● What you have to do:
In the material below, find each line holding the string "Detection" and copy it.

● Given entries:
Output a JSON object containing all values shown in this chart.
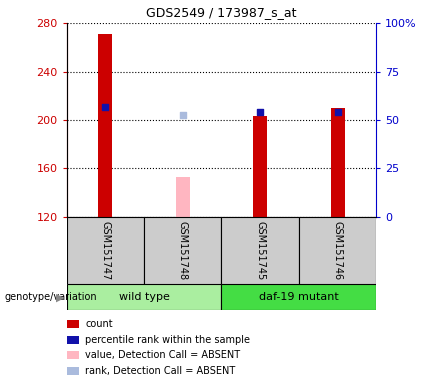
{
  "title": "GDS2549 / 173987_s_at",
  "samples": [
    "GSM151747",
    "GSM151748",
    "GSM151745",
    "GSM151746"
  ],
  "ylim_left": [
    120,
    280
  ],
  "ylim_right": [
    0,
    100
  ],
  "yticks_left": [
    120,
    160,
    200,
    240,
    280
  ],
  "yticks_right": [
    0,
    25,
    50,
    75,
    100
  ],
  "ytick_labels_right": [
    "0",
    "25",
    "50",
    "75",
    "100%"
  ],
  "bar_values": [
    271,
    null,
    203,
    210
  ],
  "bar_color": "#CC0000",
  "bar_absent": [
    null,
    153,
    null,
    null
  ],
  "bar_absent_color": "#FFB6C1",
  "rank_dots": [
    211,
    null,
    207,
    207
  ],
  "rank_dot_color": "#1111AA",
  "rank_absent_dots": [
    null,
    204,
    null,
    null
  ],
  "rank_absent_color": "#AABBDD",
  "dot_size": 25,
  "bar_width": 0.18,
  "left_axis_color": "#CC0000",
  "right_axis_color": "#0000CC",
  "genotype_label": "genotype/variation",
  "groups": [
    {
      "label": "wild type",
      "start": 0,
      "end": 1,
      "color": "#AAEEA0"
    },
    {
      "label": "daf-19 mutant",
      "start": 2,
      "end": 3,
      "color": "#44DD44"
    }
  ],
  "sample_box_color": "#CCCCCC",
  "legend_items": [
    {
      "color": "#CC0000",
      "label": "count"
    },
    {
      "color": "#1111AA",
      "label": "percentile rank within the sample"
    },
    {
      "color": "#FFB6C1",
      "label": "value, Detection Call = ABSENT"
    },
    {
      "color": "#AABBDD",
      "label": "rank, Detection Call = ABSENT"
    }
  ]
}
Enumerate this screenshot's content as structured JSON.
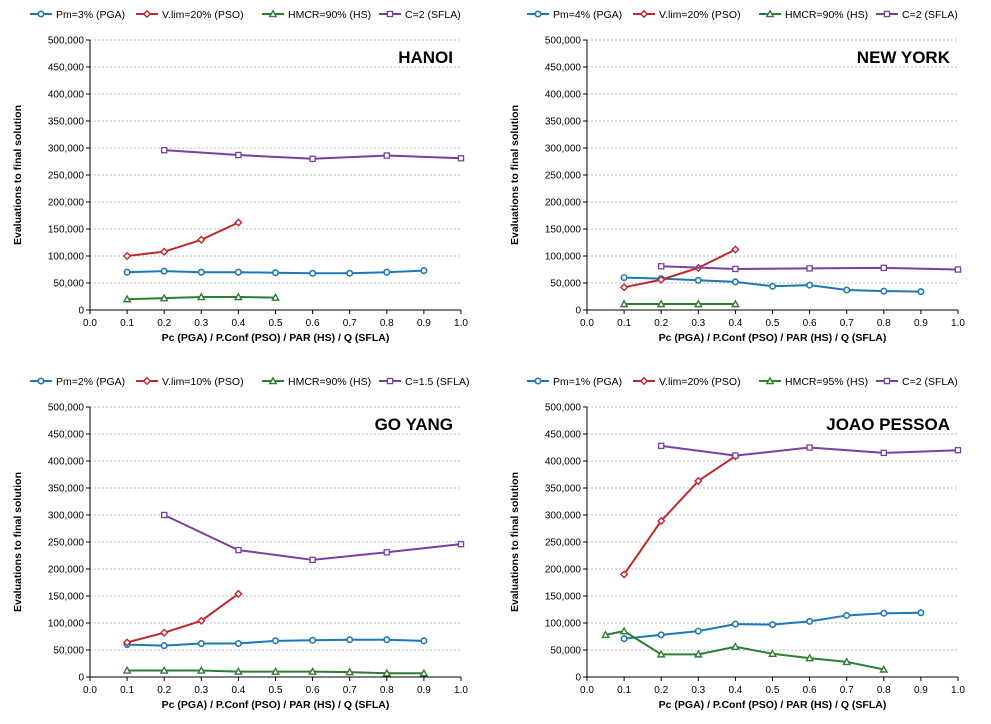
{
  "chart_data": [
    {
      "type": "line",
      "title": "HANOI",
      "xlabel": "Pc (PGA) /  P.Conf (PSO) /  PAR (HS)  /  Q (SFLA)",
      "ylabel": "Evaluations to final solution",
      "xlim": [
        0,
        1
      ],
      "ylim": [
        0,
        500000
      ],
      "x_ticks": [
        "0.0",
        "0.1",
        "0.2",
        "0.3",
        "0.4",
        "0.5",
        "0.6",
        "0.7",
        "0.8",
        "0.9",
        "1.0"
      ],
      "y_ticks": [
        "0",
        "50,000",
        "100,000",
        "150,000",
        "200,000",
        "250,000",
        "300,000",
        "350,000",
        "400,000",
        "450,000",
        "500,000"
      ],
      "grid": true,
      "legend_position": "top",
      "series": [
        {
          "name": "Pm=3% (PGA)",
          "color": "#1f77b4",
          "marker": "circle",
          "x": [
            0.1,
            0.2,
            0.3,
            0.4,
            0.5,
            0.6,
            0.7,
            0.8,
            0.9
          ],
          "y": [
            70000,
            72000,
            70000,
            70000,
            69000,
            68000,
            68000,
            70000,
            73000
          ]
        },
        {
          "name": "V.lim=20% (PSO)",
          "color": "#c0282d",
          "marker": "diamond",
          "x": [
            0.1,
            0.2,
            0.3,
            0.4
          ],
          "y": [
            100000,
            108000,
            130000,
            162000
          ]
        },
        {
          "name": "HMCR=90% (HS)",
          "color": "#2e7d32",
          "marker": "triangle",
          "x": [
            0.1,
            0.2,
            0.3,
            0.4,
            0.5
          ],
          "y": [
            20000,
            22000,
            24000,
            24000,
            23000
          ]
        },
        {
          "name": "C=2 (SFLA)",
          "color": "#7b3fa0",
          "marker": "square",
          "x": [
            0.2,
            0.4,
            0.6,
            0.8,
            1.0
          ],
          "y": [
            296000,
            287000,
            280000,
            286000,
            281000
          ]
        }
      ]
    },
    {
      "type": "line",
      "title": "NEW YORK",
      "xlabel": "Pc (PGA) /  P.Conf (PSO) /  PAR (HS)  /  Q (SFLA)",
      "ylabel": "Evaluations to final solution",
      "xlim": [
        0,
        1
      ],
      "ylim": [
        0,
        500000
      ],
      "x_ticks": [
        "0.0",
        "0.1",
        "0.2",
        "0.3",
        "0.4",
        "0.5",
        "0.6",
        "0.7",
        "0.8",
        "0.9",
        "1.0"
      ],
      "y_ticks": [
        "0",
        "50,000",
        "100,000",
        "150,000",
        "200,000",
        "250,000",
        "300,000",
        "350,000",
        "400,000",
        "450,000",
        "500,000"
      ],
      "grid": true,
      "legend_position": "top",
      "series": [
        {
          "name": "Pm=4% (PGA)",
          "color": "#1f77b4",
          "marker": "circle",
          "x": [
            0.1,
            0.2,
            0.3,
            0.4,
            0.5,
            0.6,
            0.7,
            0.8,
            0.9
          ],
          "y": [
            60000,
            58000,
            55000,
            52000,
            44000,
            46000,
            37000,
            35000,
            34000
          ]
        },
        {
          "name": "V.lim=20% (PSO)",
          "color": "#c0282d",
          "marker": "diamond",
          "x": [
            0.1,
            0.2,
            0.3,
            0.4
          ],
          "y": [
            42000,
            56000,
            78000,
            112000
          ]
        },
        {
          "name": "HMCR=90% (HS)",
          "color": "#2e7d32",
          "marker": "triangle",
          "x": [
            0.1,
            0.2,
            0.3,
            0.4
          ],
          "y": [
            11000,
            11000,
            11000,
            11000
          ]
        },
        {
          "name": "C=2 (SFLA)",
          "color": "#7b3fa0",
          "marker": "square",
          "x": [
            0.2,
            0.4,
            0.6,
            0.8,
            1.0
          ],
          "y": [
            81000,
            76000,
            77000,
            78000,
            75000
          ]
        }
      ]
    },
    {
      "type": "line",
      "title": "GO YANG",
      "xlabel": "Pc (PGA) /  P.Conf (PSO) /  PAR (HS)  /  Q (SFLA)",
      "ylabel": "Evaluations to final solution",
      "xlim": [
        0,
        1
      ],
      "ylim": [
        0,
        500000
      ],
      "x_ticks": [
        "0.0",
        "0.1",
        "0.2",
        "0.3",
        "0.4",
        "0.5",
        "0.6",
        "0.7",
        "0.8",
        "0.9",
        "1.0"
      ],
      "y_ticks": [
        "0",
        "50,000",
        "100,000",
        "150,000",
        "200,000",
        "250,000",
        "300,000",
        "350,000",
        "400,000",
        "450,000",
        "500,000"
      ],
      "grid": true,
      "legend_position": "top",
      "series": [
        {
          "name": "Pm=2% (PGA)",
          "color": "#1f77b4",
          "marker": "circle",
          "x": [
            0.1,
            0.2,
            0.3,
            0.4,
            0.5,
            0.6,
            0.7,
            0.8,
            0.9
          ],
          "y": [
            60000,
            58000,
            62000,
            62000,
            67000,
            68000,
            69000,
            69000,
            67000
          ]
        },
        {
          "name": "V.lim=10% (PSO)",
          "color": "#c0282d",
          "marker": "diamond",
          "x": [
            0.1,
            0.2,
            0.3,
            0.4
          ],
          "y": [
            64000,
            82000,
            104000,
            154000
          ]
        },
        {
          "name": "HMCR=90% (HS)",
          "color": "#2e7d32",
          "marker": "triangle",
          "x": [
            0.1,
            0.2,
            0.3,
            0.4,
            0.5,
            0.6,
            0.7,
            0.8,
            0.9
          ],
          "y": [
            12000,
            12000,
            12000,
            10000,
            10000,
            10000,
            9000,
            7000,
            7000
          ]
        },
        {
          "name": "C=1.5 (SFLA)",
          "color": "#7b3fa0",
          "marker": "square",
          "x": [
            0.2,
            0.4,
            0.6,
            0.8,
            1.0
          ],
          "y": [
            300000,
            235000,
            217000,
            231000,
            246000
          ]
        }
      ]
    },
    {
      "type": "line",
      "title": "JOAO PESSOA",
      "xlabel": "Pc (PGA) /  P.Conf (PSO) /  PAR (HS)  /  Q (SFLA)",
      "ylabel": "Evaluations to final solution",
      "xlim": [
        0,
        1
      ],
      "ylim": [
        0,
        500000
      ],
      "x_ticks": [
        "0.0",
        "0.1",
        "0.2",
        "0.3",
        "0.4",
        "0.5",
        "0.6",
        "0.7",
        "0.8",
        "0.9",
        "1.0"
      ],
      "y_ticks": [
        "0",
        "50,000",
        "100,000",
        "150,000",
        "200,000",
        "250,000",
        "300,000",
        "350,000",
        "400,000",
        "450,000",
        "500,000"
      ],
      "grid": true,
      "legend_position": "top",
      "series": [
        {
          "name": "Pm=1% (PGA)",
          "color": "#1f77b4",
          "marker": "circle",
          "x": [
            0.1,
            0.2,
            0.3,
            0.4,
            0.5,
            0.6,
            0.7,
            0.8,
            0.9
          ],
          "y": [
            71000,
            78000,
            85000,
            98000,
            97000,
            103000,
            114000,
            118000,
            119000
          ]
        },
        {
          "name": "V.lim=20% (PSO)",
          "color": "#c0282d",
          "marker": "diamond",
          "x": [
            0.1,
            0.2,
            0.3,
            0.4
          ],
          "y": [
            190000,
            289000,
            363000,
            409000
          ]
        },
        {
          "name": "HMCR=95% (HS)",
          "color": "#2e7d32",
          "marker": "triangle",
          "x": [
            0.05,
            0.1,
            0.2,
            0.3,
            0.4,
            0.5,
            0.6,
            0.7,
            0.8
          ],
          "y": [
            78000,
            85000,
            42000,
            42000,
            56000,
            43000,
            35000,
            28000,
            14000
          ]
        },
        {
          "name": "C=2 (SFLA)",
          "color": "#7b3fa0",
          "marker": "square",
          "x": [
            0.2,
            0.4,
            0.6,
            0.8,
            1.0
          ],
          "y": [
            428000,
            410000,
            425000,
            415000,
            420000
          ]
        }
      ]
    }
  ]
}
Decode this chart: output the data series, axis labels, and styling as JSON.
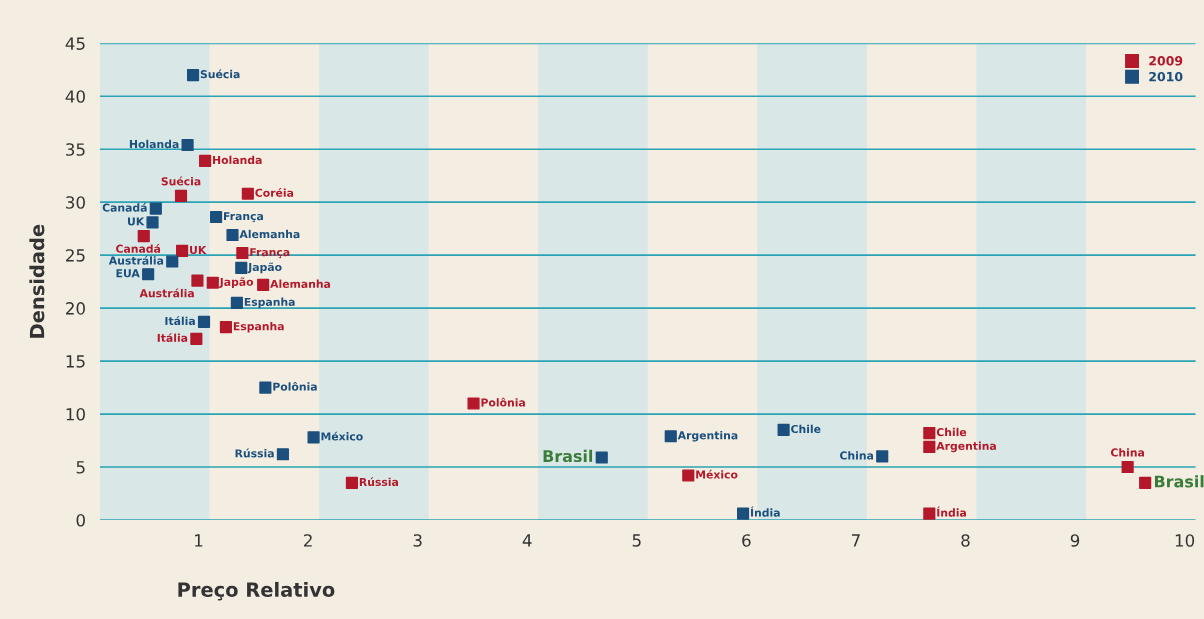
{
  "chart_data": {
    "type": "scatter",
    "xlabel": "Preço Relativo",
    "ylabel": "Densidade",
    "xlim": [
      0.1,
      10.1
    ],
    "ylim": [
      0,
      45
    ],
    "xticks": [
      1,
      2,
      3,
      4,
      5,
      6,
      7,
      8,
      9,
      10
    ],
    "yticks": [
      0,
      5,
      10,
      15,
      20,
      25,
      30,
      35,
      40,
      45
    ],
    "grid": "y",
    "legend": "top right",
    "marker": "square",
    "bands": [
      {
        "axis": "x",
        "from": 0.1,
        "to": 1.1,
        "color": "#d9e8e6"
      },
      {
        "axis": "x",
        "from": 2.1,
        "to": 3.1,
        "color": "#d9e8e6"
      },
      {
        "axis": "x",
        "from": 4.1,
        "to": 5.1,
        "color": "#d9e8e6"
      },
      {
        "axis": "x",
        "from": 6.1,
        "to": 7.1,
        "color": "#d9e8e6"
      },
      {
        "axis": "x",
        "from": 8.1,
        "to": 9.1,
        "color": "#d9e8e6"
      }
    ],
    "series": [
      {
        "name": "2009",
        "color": "#b3192b",
        "x": [
          1.06,
          0.84,
          1.45,
          0.5,
          0.85,
          1.4,
          0.99,
          1.13,
          1.59,
          1.25,
          0.98,
          3.51,
          2.4,
          5.47,
          7.67,
          7.67,
          7.67,
          9.48,
          9.64
        ],
        "values": [
          33.9,
          30.6,
          30.8,
          26.8,
          25.4,
          25.2,
          22.6,
          22.4,
          22.2,
          18.2,
          17.1,
          11.0,
          3.5,
          4.2,
          8.2,
          6.9,
          0.6,
          5.0,
          3.5
        ],
        "value_labels": [
          "Holanda",
          "Suécia",
          "Coréia",
          "Canadá",
          "UK",
          "França",
          "Austrália",
          "Japão",
          "Alemanha",
          "Espanha",
          "Itália",
          "Polônia",
          "Rússia",
          "México",
          "Chile",
          "Argentina",
          "Índia",
          "China",
          "Brasil"
        ]
      },
      {
        "name": "2010",
        "color": "#1b4f7d",
        "x": [
          0.95,
          0.9,
          0.61,
          0.58,
          0.76,
          0.54,
          1.16,
          1.31,
          1.39,
          1.35,
          1.05,
          1.61,
          2.05,
          1.77,
          4.68,
          5.31,
          6.34,
          7.24,
          5.97
        ],
        "values": [
          42.0,
          35.4,
          29.4,
          28.1,
          24.4,
          23.2,
          28.6,
          26.9,
          23.8,
          20.5,
          18.7,
          12.5,
          7.8,
          6.2,
          5.9,
          7.9,
          8.5,
          6.0,
          0.6
        ],
        "value_labels": [
          "Suécia",
          "Holanda",
          "Canadá",
          "UK",
          "Austrália",
          "EUA",
          "França",
          "Alemanha",
          "Japão",
          "Espanha",
          "Itália",
          "Polônia",
          "México",
          "Rússia",
          "Brasil",
          "Argentina",
          "Chile",
          "China",
          "Índia"
        ]
      }
    ]
  }
}
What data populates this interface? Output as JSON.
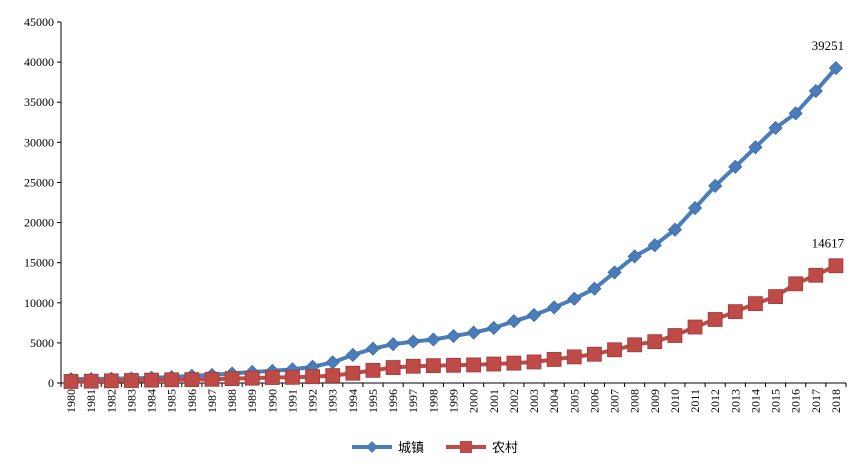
{
  "chart_data": {
    "type": "line",
    "title": "",
    "xlabel": "",
    "ylabel": "",
    "ylim": [
      0,
      45000
    ],
    "yticks": [
      0,
      5000,
      10000,
      15000,
      20000,
      25000,
      30000,
      35000,
      40000,
      45000
    ],
    "grid": false,
    "legend_position": "bottom",
    "x": [
      "1980",
      "1981",
      "1982",
      "1983",
      "1984",
      "1985",
      "1986",
      "1987",
      "1988",
      "1989",
      "1990",
      "1991",
      "1992",
      "1993",
      "1994",
      "1995",
      "1996",
      "1997",
      "1998",
      "1999",
      "2000",
      "2001",
      "2002",
      "2003",
      "2004",
      "2005",
      "2006",
      "2007",
      "2008",
      "2009",
      "2010",
      "2011",
      "2012",
      "2013",
      "2014",
      "2015",
      "2016",
      "2017",
      "2018"
    ],
    "series": [
      {
        "name": "城镇",
        "color": "#4a7ebb",
        "marker": "diamond",
        "values": [
          478,
          500,
          535,
          564,
          651,
          739,
          900,
          1002,
          1181,
          1374,
          1510,
          1701,
          2027,
          2577,
          3496,
          4283,
          4839,
          5160,
          5425,
          5854,
          6280,
          6860,
          7703,
          8472,
          9422,
          10493,
          11759,
          13786,
          15781,
          17175,
          19109,
          21810,
          24565,
          26955,
          29381,
          31790,
          33616,
          36396,
          39251
        ],
        "end_label": "39251"
      },
      {
        "name": "农村",
        "color": "#be4b48",
        "marker": "square",
        "values": [
          191,
          223,
          270,
          310,
          355,
          398,
          424,
          463,
          545,
          602,
          686,
          709,
          784,
          922,
          1221,
          1578,
          1926,
          2090,
          2162,
          2210,
          2253,
          2366,
          2476,
          2622,
          2936,
          3255,
          3587,
          4140,
          4761,
          5153,
          5919,
          6977,
          7917,
          8896,
          9892,
          10772,
          12363,
          13432,
          14617
        ],
        "end_label": "14617"
      }
    ]
  }
}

● Reply to the task:
      "label": "value, Detection Call = ABSENT"
      "label": "rank, Detection Call = ABSENT"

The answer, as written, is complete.